# EXERCISE PROMPT
Your task is to gather the lines below that hold the string "JSON".

start

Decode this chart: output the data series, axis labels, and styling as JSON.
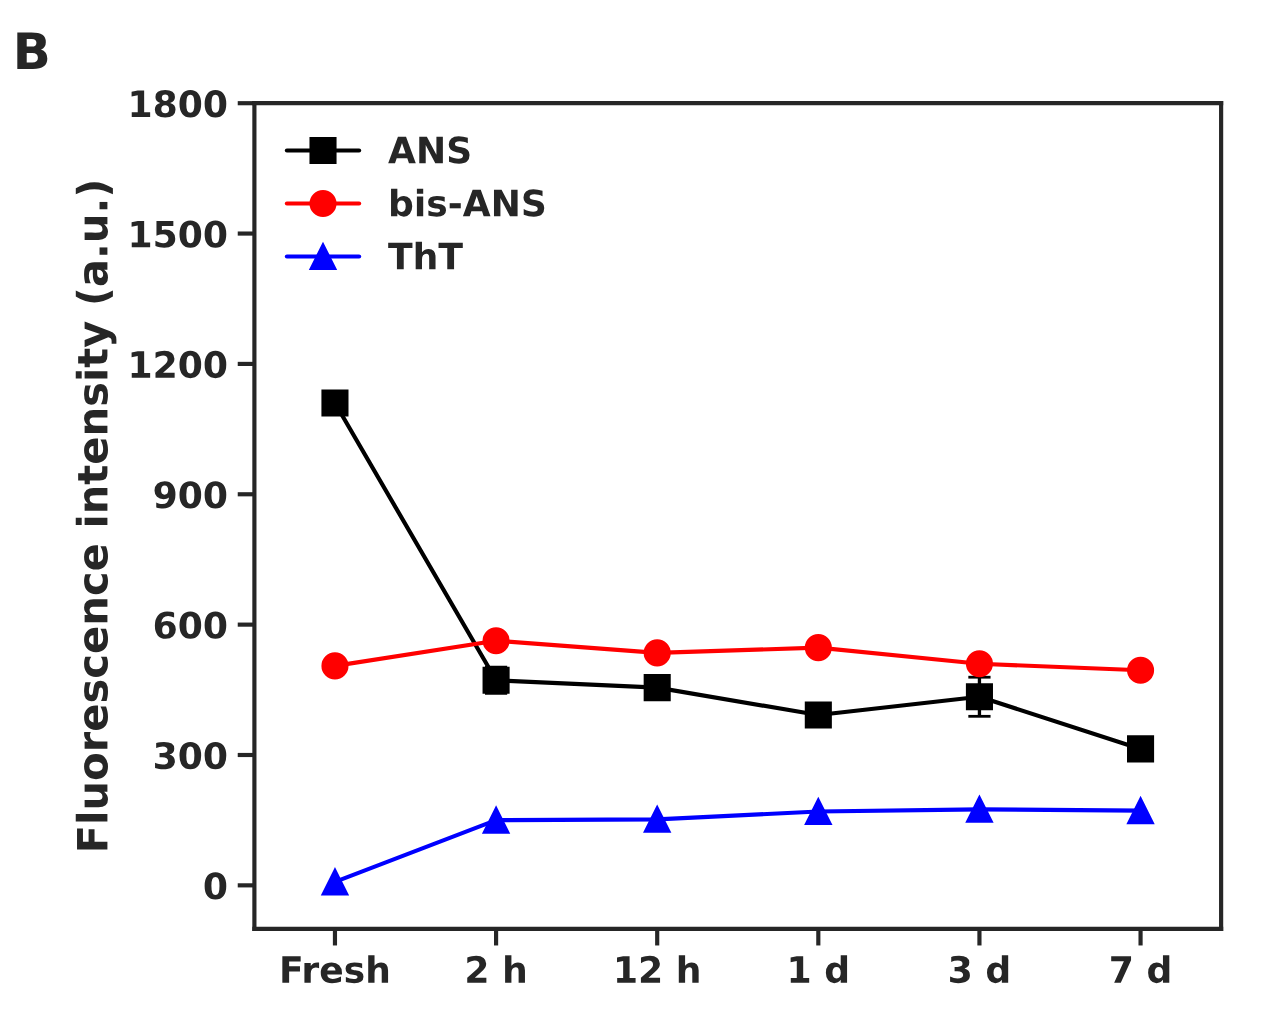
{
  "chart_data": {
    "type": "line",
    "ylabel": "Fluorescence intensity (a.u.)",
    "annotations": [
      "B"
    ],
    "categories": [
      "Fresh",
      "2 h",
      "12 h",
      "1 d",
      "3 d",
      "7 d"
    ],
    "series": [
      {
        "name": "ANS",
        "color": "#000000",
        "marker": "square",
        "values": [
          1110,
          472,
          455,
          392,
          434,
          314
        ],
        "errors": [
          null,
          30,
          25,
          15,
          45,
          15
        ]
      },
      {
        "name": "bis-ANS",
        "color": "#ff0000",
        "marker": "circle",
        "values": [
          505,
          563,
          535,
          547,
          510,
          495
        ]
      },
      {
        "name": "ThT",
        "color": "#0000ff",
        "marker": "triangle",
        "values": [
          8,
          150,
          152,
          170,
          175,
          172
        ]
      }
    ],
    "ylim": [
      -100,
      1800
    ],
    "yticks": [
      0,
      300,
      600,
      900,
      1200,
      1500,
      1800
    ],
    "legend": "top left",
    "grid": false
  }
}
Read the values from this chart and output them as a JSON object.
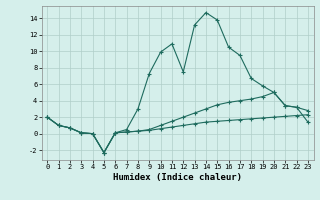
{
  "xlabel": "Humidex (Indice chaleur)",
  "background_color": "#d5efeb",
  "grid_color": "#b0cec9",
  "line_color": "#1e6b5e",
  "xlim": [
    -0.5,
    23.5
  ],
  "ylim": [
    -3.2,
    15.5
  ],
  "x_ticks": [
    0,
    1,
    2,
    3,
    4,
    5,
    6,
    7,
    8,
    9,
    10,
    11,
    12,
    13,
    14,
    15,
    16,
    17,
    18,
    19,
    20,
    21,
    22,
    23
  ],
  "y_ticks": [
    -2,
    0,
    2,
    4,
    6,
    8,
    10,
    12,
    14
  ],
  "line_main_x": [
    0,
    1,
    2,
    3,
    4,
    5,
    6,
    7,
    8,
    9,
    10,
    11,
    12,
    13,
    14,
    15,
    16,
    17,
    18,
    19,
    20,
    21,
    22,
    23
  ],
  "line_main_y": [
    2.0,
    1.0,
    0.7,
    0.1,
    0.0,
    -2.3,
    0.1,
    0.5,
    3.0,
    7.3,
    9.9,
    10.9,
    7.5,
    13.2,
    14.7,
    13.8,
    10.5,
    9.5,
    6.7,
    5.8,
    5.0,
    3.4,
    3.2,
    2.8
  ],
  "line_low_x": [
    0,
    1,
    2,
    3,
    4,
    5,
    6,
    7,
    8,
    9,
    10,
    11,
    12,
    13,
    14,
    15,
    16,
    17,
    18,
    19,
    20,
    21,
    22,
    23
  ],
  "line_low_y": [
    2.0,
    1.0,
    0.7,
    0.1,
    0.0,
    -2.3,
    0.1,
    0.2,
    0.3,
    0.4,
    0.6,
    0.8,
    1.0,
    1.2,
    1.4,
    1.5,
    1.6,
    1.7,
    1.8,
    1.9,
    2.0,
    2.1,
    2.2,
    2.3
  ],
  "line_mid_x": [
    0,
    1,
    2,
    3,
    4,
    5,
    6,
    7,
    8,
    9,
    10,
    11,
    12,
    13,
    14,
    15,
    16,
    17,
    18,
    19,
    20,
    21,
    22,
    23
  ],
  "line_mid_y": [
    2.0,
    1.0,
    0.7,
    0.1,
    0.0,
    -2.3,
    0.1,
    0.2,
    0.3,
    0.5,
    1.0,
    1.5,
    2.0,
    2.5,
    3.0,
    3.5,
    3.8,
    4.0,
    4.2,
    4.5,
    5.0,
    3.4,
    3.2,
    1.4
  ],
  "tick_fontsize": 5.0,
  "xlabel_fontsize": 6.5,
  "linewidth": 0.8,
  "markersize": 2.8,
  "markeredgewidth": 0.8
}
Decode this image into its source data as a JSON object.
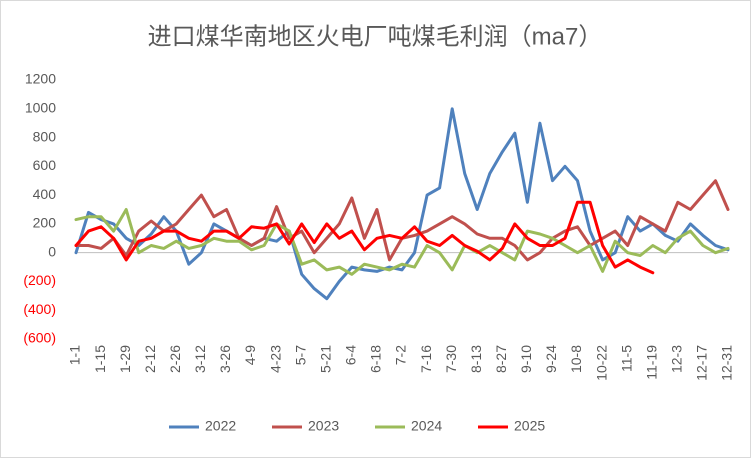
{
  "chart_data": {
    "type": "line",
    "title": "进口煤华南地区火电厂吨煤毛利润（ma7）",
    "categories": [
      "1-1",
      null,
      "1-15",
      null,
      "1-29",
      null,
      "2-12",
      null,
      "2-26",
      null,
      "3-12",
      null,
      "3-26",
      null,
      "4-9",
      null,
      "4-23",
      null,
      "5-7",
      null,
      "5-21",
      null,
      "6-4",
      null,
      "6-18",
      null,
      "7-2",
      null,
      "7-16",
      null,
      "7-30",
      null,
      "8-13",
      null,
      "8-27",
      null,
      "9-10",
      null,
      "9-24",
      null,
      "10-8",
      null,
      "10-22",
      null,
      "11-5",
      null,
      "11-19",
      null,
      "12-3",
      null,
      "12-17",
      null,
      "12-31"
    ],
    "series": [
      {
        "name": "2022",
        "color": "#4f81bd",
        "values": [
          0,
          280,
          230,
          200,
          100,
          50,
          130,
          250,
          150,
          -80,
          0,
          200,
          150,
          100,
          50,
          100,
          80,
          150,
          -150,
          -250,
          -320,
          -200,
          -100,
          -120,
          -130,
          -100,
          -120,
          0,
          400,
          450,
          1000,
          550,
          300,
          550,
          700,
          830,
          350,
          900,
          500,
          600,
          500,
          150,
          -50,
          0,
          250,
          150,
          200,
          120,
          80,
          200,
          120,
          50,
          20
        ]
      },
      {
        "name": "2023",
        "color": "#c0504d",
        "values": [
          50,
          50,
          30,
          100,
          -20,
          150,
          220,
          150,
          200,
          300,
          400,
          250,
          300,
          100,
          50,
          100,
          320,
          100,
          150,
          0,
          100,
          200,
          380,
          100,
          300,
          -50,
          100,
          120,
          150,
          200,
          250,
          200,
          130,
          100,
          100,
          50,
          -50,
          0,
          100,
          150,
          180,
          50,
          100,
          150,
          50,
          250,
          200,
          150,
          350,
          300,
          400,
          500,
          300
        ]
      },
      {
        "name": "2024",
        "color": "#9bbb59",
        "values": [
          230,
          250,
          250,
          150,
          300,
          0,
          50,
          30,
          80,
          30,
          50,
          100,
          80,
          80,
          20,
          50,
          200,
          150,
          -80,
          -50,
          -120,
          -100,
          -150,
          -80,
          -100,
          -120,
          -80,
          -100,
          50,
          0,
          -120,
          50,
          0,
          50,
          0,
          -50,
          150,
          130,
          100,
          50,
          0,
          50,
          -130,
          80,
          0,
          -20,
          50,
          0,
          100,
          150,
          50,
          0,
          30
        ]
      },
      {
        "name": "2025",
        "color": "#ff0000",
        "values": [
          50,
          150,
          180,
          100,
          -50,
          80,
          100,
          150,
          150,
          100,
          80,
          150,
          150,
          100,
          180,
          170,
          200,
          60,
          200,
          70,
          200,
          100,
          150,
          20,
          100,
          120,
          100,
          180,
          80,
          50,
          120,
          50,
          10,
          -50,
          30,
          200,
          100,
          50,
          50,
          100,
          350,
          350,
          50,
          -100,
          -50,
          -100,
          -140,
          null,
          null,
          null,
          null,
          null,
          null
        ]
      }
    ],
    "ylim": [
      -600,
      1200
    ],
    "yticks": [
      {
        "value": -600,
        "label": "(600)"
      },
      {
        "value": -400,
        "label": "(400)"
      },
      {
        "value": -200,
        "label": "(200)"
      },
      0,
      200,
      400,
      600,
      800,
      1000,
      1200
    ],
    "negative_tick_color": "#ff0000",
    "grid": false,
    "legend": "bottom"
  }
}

end

# EXERCISE SOLUTION
Decode this chart: output the data series, axis labels, and styling as JSON.
Read the values from this chart and output them as a JSON object.
Decode this image into its source data as a JSON object.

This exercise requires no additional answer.